STORED ROWS
┏━━

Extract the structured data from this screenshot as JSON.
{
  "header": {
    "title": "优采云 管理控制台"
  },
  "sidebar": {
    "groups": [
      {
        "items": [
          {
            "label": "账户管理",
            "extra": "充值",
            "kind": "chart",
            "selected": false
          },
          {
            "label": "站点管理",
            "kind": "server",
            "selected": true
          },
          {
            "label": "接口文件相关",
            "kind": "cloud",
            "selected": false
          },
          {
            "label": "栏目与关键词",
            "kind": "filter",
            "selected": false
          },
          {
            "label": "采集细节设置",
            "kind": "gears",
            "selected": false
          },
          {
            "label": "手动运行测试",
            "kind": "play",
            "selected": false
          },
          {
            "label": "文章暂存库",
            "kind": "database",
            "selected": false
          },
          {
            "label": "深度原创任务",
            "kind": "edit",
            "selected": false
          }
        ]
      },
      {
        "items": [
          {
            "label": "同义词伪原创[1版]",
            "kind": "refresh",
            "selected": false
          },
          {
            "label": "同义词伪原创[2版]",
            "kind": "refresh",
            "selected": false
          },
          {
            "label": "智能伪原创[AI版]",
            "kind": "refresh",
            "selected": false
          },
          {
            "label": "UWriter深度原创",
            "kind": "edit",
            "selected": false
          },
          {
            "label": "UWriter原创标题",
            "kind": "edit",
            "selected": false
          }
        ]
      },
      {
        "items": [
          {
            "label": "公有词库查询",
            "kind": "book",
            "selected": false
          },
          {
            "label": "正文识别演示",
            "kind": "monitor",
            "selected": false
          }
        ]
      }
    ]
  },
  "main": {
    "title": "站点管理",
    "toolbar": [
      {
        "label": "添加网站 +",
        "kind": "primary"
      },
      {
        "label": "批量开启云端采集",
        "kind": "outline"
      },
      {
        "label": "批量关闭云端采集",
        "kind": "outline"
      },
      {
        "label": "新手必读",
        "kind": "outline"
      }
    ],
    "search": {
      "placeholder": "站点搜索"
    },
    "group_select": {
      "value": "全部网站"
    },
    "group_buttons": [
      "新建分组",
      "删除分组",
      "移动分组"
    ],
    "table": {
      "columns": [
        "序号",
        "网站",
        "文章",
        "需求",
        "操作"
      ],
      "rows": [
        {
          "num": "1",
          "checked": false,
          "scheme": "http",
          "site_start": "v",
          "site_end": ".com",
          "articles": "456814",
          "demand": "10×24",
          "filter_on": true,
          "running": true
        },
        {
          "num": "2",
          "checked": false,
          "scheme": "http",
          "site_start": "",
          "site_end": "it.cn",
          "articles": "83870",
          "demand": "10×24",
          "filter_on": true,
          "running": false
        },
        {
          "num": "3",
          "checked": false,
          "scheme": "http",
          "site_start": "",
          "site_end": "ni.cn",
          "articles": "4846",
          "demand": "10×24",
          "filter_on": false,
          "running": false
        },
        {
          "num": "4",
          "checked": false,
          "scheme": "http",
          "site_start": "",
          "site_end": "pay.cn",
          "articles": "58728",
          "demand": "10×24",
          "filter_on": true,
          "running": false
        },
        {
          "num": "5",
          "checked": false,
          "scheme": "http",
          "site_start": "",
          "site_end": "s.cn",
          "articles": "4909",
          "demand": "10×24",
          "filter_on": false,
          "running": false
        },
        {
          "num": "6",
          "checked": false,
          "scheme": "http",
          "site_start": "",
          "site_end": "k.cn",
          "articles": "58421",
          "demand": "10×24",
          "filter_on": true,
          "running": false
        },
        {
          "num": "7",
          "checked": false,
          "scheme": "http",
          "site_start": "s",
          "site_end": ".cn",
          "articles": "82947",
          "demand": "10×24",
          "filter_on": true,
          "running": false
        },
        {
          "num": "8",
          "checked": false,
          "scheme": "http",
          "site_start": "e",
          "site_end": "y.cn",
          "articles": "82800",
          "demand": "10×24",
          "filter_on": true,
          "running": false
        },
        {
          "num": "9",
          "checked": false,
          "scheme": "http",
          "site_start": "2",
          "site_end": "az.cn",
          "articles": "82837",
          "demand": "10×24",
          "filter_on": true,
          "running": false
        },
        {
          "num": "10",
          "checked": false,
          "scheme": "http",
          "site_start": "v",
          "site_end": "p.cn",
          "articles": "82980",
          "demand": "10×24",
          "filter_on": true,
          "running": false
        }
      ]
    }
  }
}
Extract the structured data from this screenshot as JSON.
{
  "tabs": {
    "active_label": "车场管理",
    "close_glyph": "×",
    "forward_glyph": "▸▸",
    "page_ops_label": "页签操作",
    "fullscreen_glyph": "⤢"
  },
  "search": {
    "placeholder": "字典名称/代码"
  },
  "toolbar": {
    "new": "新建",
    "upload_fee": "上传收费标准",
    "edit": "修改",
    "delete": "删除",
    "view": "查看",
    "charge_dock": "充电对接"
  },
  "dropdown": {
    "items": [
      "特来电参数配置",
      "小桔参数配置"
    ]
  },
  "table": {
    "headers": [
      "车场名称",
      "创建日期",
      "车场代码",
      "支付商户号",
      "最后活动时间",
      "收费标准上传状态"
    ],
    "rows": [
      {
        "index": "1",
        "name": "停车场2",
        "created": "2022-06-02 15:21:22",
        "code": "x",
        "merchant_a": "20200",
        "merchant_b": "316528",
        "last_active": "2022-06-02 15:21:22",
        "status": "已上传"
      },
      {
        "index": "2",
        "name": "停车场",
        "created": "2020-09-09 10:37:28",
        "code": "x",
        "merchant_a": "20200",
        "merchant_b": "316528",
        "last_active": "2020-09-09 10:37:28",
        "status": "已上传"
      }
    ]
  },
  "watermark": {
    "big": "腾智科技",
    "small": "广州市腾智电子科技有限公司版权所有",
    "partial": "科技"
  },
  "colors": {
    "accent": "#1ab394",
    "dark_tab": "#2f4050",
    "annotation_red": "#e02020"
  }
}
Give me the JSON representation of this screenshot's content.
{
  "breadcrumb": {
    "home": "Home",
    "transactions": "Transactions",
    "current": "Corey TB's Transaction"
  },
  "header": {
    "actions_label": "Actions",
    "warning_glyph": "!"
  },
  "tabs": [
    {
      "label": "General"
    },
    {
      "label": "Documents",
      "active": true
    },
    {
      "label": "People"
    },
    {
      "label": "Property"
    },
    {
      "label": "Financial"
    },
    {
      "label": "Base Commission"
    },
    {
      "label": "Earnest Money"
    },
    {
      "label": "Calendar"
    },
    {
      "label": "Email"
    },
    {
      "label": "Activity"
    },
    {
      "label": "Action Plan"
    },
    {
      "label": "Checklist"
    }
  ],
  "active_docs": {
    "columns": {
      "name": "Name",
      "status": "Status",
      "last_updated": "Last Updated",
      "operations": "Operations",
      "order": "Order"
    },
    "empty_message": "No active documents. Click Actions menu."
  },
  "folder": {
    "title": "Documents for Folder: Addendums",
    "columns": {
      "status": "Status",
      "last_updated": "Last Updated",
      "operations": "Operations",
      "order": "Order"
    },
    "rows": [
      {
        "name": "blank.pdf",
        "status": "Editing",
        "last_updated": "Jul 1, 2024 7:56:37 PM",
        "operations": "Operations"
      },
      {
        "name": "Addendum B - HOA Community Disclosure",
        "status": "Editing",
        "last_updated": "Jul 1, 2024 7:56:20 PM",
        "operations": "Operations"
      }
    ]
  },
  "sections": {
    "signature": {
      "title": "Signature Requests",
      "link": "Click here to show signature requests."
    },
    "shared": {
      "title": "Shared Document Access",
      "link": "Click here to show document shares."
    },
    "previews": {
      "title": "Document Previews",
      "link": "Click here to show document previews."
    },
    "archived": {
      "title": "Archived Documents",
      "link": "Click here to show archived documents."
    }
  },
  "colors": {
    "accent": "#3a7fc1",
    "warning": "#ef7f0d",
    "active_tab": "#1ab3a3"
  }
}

┗━━

PROBLEM STATEMENT
Make a verbatim copy of every entry shown above.

REPLY TO THE TASK
Extract the structured data from this screenshot as JSON.
{
  "header": {
    "title": "优采云 管理控制台"
  },
  "sidebar": {
    "groups": [
      {
        "items": [
          {
            "label": "账户管理",
            "extra": "充值",
            "kind": "chart",
            "selected": false
          },
          {
            "label": "站点管理",
            "kind": "server",
            "selected": true
          },
          {
            "label": "接口文件相关",
            "kind": "cloud",
            "selected": false
          },
          {
            "label": "栏目与关键词",
            "kind": "filter",
            "selected": false
          },
          {
            "label": "采集细节设置",
            "kind": "gears",
            "selected": false
          },
          {
            "label": "手动运行测试",
            "kind": "play",
            "selected": false
          },
          {
            "label": "文章暂存库",
            "kind": "database",
            "selected": false
          },
          {
            "label": "深度原创任务",
            "kind": "edit",
            "selected": false
          }
        ]
      },
      {
        "items": [
          {
            "label": "同义词伪原创[1版]",
            "kind": "refresh",
            "selected": false
          },
          {
            "label": "同义词伪原创[2版]",
            "kind": "refresh",
            "selected": false
          },
          {
            "label": "智能伪原创[AI版]",
            "kind": "refresh",
            "selected": false
          },
          {
            "label": "UWriter深度原创",
            "kind": "edit",
            "selected": false
          },
          {
            "label": "UWriter原创标题",
            "kind": "edit",
            "selected": false
          }
        ]
      },
      {
        "items": [
          {
            "label": "公有词库查询",
            "kind": "book",
            "selected": false
          },
          {
            "label": "正文识别演示",
            "kind": "monitor",
            "selected": false
          }
        ]
      }
    ]
  },
  "main": {
    "title": "站点管理",
    "toolbar": [
      {
        "label": "添加网站 +",
        "kind": "primary"
      },
      {
        "label": "批量开启云端采集",
        "kind": "outline"
      },
      {
        "label": "批量关闭云端采集",
        "kind": "outline"
      },
      {
        "label": "新手必读",
        "kind": "outline"
      }
    ],
    "search": {
      "placeholder": "站点搜索"
    },
    "group_select": {
      "value": "全部网站"
    },
    "group_buttons": [
      "新建分组",
      "删除分组",
      "移动分组"
    ],
    "table": {
      "columns": [
        "序号",
        "网站",
        "文章",
        "需求",
        "操作"
      ],
      "rows": [
        {
          "num": "1",
          "checked": false,
          "scheme": "http",
          "site_start": "v",
          "site_end": ".com",
          "articles": "456814",
          "demand": "10×24",
          "filter_on": true,
          "running": true
        },
        {
          "num": "2",
          "checked": false,
          "scheme": "http",
          "site_start": "",
          "site_end": "it.cn",
          "articles": "83870",
          "demand": "10×24",
          "filter_on": true,
          "running": false
        },
        {
          "num": "3",
          "checked": false,
          "scheme": "http",
          "site_start": "",
          "site_end": "ni.cn",
          "articles": "4846",
          "demand": "10×24",
          "filter_on": false,
          "running": false
        },
        {
          "num": "4",
          "checked": false,
          "scheme": "http",
          "site_start": "",
          "site_end": "pay.cn",
          "articles": "58728",
          "demand": "10×24",
          "filter_on": true,
          "running": false
        },
        {
          "num": "5",
          "checked": false,
          "scheme": "http",
          "site_start": "",
          "site_end": "s.cn",
          "articles": "4909",
          "demand": "10×24",
          "filter_on": false,
          "running": false
        },
        {
          "num": "6",
          "checked": false,
          "scheme": "http",
          "site_start": "",
          "site_end": "k.cn",
          "articles": "58421",
          "demand": "10×24",
          "filter_on": true,
          "running": false
        },
        {
          "num": "7",
          "checked": false,
          "scheme": "http",
          "site_start": "s",
          "site_end": ".cn",
          "articles": "82947",
          "demand": "10×24",
          "filter_on": true,
          "running": false
        },
        {
          "num": "8",
          "checked": false,
          "scheme": "http",
          "site_start": "e",
          "site_end": "y.cn",
          "articles": "82800",
          "demand": "10×24",
          "filter_on": true,
          "running": false
        },
        {
          "num": "9",
          "checked": false,
          "scheme": "http",
          "site_start": "2",
          "site_end": "az.cn",
          "articles": "82837",
          "demand": "10×24",
          "filter_on": true,
          "running": false
        },
        {
          "num": "10",
          "checked": false,
          "scheme": "http",
          "site_start": "v",
          "site_end": "p.cn",
          "articles": "82980",
          "demand": "10×24",
          "filter_on": true,
          "running": false
        }
      ]
    }
  }
}
Extract the structured data from this screenshot as JSON.
{
  "tabs": {
    "active_label": "车场管理",
    "close_glyph": "×",
    "forward_glyph": "▸▸",
    "page_ops_label": "页签操作",
    "fullscreen_glyph": "⤢"
  },
  "search": {
    "placeholder": "字典名称/代码"
  },
  "toolbar": {
    "new": "新建",
    "upload_fee": "上传收费标准",
    "edit": "修改",
    "delete": "删除",
    "view": "查看",
    "charge_dock": "充电对接"
  },
  "dropdown": {
    "items": [
      "特来电参数配置",
      "小桔参数配置"
    ]
  },
  "table": {
    "headers": [
      "车场名称",
      "创建日期",
      "车场代码",
      "支付商户号",
      "最后活动时间",
      "收费标准上传状态"
    ],
    "rows": [
      {
        "index": "1",
        "name": "停车场2",
        "created": "2022-06-02 15:21:22",
        "code": "x",
        "merchant_a": "20200",
        "merchant_b": "316528",
        "last_active": "2022-06-02 15:21:22",
        "status": "已上传"
      },
      {
        "index": "2",
        "name": "停车场",
        "created": "2020-09-09 10:37:28",
        "code": "x",
        "merchant_a": "20200",
        "merchant_b": "316528",
        "last_active": "2020-09-09 10:37:28",
        "status": "已上传"
      }
    ]
  },
  "watermark": {
    "big": "腾智科技",
    "small": "广州市腾智电子科技有限公司版权所有",
    "partial": "科技"
  },
  "colors": {
    "accent": "#1ab394",
    "dark_tab": "#2f4050",
    "annotation_red": "#e02020"
  }
}
Give me the JSON representation of this screenshot's content.
{
  "breadcrumb": {
    "home": "Home",
    "transactions": "Transactions",
    "current": "Corey TB's Transaction"
  },
  "header": {
    "actions_label": "Actions",
    "warning_glyph": "!"
  },
  "tabs": [
    {
      "label": "General"
    },
    {
      "label": "Documents",
      "active": true
    },
    {
      "label": "People"
    },
    {
      "label": "Property"
    },
    {
      "label": "Financial"
    },
    {
      "label": "Base Commission"
    },
    {
      "label": "Earnest Money"
    },
    {
      "label": "Calendar"
    },
    {
      "label": "Email"
    },
    {
      "label": "Activity"
    },
    {
      "label": "Action Plan"
    },
    {
      "label": "Checklist"
    }
  ],
  "active_docs": {
    "columns": {
      "name": "Name",
      "status": "Status",
      "last_updated": "Last Updated",
      "operations": "Operations",
      "order": "Order"
    },
    "empty_message": "No active documents. Click Actions menu."
  },
  "folder": {
    "title": "Documents for Folder: Addendums",
    "columns": {
      "status": "Status",
      "last_updated": "Last Updated",
      "operations": "Operations",
      "order": "Order"
    },
    "rows": [
      {
        "name": "blank.pdf",
        "status": "Editing",
        "last_updated": "Jul 1, 2024 7:56:37 PM",
        "operations": "Operations"
      },
      {
        "name": "Addendum B - HOA Community Disclosure",
        "status": "Editing",
        "last_updated": "Jul 1, 2024 7:56:20 PM",
        "operations": "Operations"
      }
    ]
  },
  "sections": {
    "signature": {
      "title": "Signature Requests",
      "link": "Click here to show signature requests."
    },
    "shared": {
      "title": "Shared Document Access",
      "link": "Click here to show document shares."
    },
    "previews": {
      "title": "Document Previews",
      "link": "Click here to show document previews."
    },
    "archived": {
      "title": "Archived Documents",
      "link": "Click here to show archived documents."
    }
  },
  "colors": {
    "accent": "#3a7fc1",
    "warning": "#ef7f0d",
    "active_tab": "#1ab3a3"
  }
}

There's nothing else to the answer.